• Exercise: Look through the records below and collect all lines that hold the string "active".

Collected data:
========================
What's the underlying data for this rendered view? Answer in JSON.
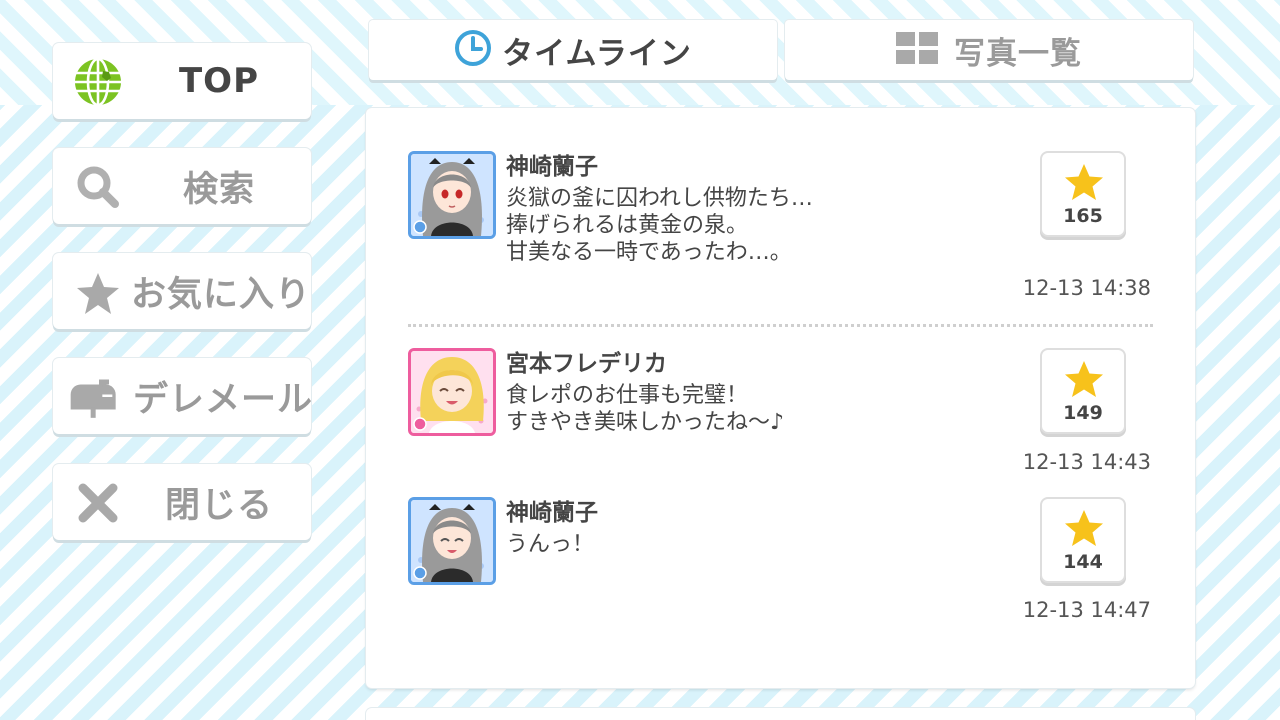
{
  "sidebar": {
    "items": [
      {
        "label": "TOP",
        "icon": "globe-icon",
        "active": true
      },
      {
        "label": "検索",
        "icon": "search-icon"
      },
      {
        "label": "お気に入り",
        "icon": "star-icon"
      },
      {
        "label": "デレメール",
        "icon": "mailbox-icon"
      },
      {
        "label": "閉じる",
        "icon": "close-icon"
      }
    ]
  },
  "tabs": [
    {
      "label": "タイムライン",
      "icon": "clock-icon",
      "active": true
    },
    {
      "label": "写真一覧",
      "icon": "grid-icon",
      "active": false
    }
  ],
  "posts": [
    {
      "name": "神崎蘭子",
      "body_lines": [
        "炎獄の釜に囚われし供物たち…",
        "捧げられるは黄金の泉。",
        "甘美なる一時であったわ…。"
      ],
      "likes": "165",
      "time": "12-13 14:38",
      "avatar": "avatar-ranko"
    },
    {
      "name": "宮本フレデリカ",
      "body_lines": [
        "食レポのお仕事も完璧！",
        "すきやき美味しかったね～♪"
      ],
      "likes": "149",
      "time": "12-13 14:43",
      "avatar": "avatar-frederica"
    },
    {
      "name": "神崎蘭子",
      "body_lines": [
        "うんっ！"
      ],
      "likes": "144",
      "time": "12-13 14:47",
      "avatar": "avatar-ranko"
    }
  ],
  "colors": {
    "text_dark": "#454545",
    "text_muted": "#9a9a9a",
    "accent_blue": "#3ea3d9",
    "star_gold": "#f7c21b",
    "cool_attr": "#5b9fe6",
    "cute_attr": "#ee5d9e",
    "globe_green": "#7cc322"
  }
}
========================
• Finished answer:
        "active": true
      "active": true
      "active": false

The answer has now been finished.